# [CHALLENGE]
Pull out every line with the word "Próximo" from the entries below.

# [RECORDS TO USE]
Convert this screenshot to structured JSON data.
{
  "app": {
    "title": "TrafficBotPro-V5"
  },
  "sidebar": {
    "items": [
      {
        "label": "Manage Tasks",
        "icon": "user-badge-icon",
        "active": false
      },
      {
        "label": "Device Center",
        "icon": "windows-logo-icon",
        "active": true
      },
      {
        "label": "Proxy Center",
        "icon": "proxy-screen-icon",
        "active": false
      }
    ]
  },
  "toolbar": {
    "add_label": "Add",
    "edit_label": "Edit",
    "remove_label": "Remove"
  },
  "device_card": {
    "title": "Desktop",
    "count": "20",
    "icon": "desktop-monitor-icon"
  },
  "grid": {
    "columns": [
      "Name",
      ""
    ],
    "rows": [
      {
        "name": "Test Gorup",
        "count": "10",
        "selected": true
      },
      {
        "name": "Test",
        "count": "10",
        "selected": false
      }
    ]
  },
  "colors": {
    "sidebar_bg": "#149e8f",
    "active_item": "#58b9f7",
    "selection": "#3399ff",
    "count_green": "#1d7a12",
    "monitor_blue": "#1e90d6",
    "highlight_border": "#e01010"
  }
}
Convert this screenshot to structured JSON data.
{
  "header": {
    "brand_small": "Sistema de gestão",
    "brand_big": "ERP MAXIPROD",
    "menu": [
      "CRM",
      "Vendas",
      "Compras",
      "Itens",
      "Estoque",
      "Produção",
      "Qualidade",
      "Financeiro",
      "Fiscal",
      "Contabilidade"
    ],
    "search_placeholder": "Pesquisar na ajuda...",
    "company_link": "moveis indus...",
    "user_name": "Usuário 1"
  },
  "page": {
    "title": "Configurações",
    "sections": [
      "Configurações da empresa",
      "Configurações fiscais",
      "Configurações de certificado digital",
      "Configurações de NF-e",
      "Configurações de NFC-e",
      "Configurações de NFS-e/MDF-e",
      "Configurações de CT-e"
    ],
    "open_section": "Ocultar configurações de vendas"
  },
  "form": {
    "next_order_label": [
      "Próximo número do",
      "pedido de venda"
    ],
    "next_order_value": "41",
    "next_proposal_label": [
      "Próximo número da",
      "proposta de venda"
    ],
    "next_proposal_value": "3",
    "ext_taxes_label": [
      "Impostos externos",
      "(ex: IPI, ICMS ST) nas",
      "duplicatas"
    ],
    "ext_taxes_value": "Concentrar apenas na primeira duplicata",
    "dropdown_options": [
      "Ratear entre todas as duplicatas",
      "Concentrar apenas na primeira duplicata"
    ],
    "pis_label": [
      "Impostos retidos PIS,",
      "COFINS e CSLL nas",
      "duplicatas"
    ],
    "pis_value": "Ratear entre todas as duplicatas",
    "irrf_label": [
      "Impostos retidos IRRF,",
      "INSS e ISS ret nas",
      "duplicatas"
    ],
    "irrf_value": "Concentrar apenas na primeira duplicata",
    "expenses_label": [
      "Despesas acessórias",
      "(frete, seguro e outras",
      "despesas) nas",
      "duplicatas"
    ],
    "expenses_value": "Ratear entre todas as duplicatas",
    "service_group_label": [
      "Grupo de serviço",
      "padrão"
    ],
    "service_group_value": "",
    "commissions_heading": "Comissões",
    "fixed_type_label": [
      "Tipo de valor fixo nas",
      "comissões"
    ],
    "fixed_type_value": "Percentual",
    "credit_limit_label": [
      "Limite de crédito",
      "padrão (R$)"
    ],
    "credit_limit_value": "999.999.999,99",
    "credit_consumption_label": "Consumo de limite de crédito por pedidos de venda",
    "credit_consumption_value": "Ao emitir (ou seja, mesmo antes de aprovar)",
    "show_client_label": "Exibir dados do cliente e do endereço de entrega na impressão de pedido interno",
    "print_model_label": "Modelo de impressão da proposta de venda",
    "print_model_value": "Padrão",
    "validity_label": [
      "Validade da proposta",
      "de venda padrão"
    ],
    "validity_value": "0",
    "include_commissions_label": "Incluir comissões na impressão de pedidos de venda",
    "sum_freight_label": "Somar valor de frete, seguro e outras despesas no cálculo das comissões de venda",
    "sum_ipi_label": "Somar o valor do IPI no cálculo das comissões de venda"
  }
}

# [SOLUTION TO THIS PROBLEM]
      "Próximo número do",
      "Próximo número da",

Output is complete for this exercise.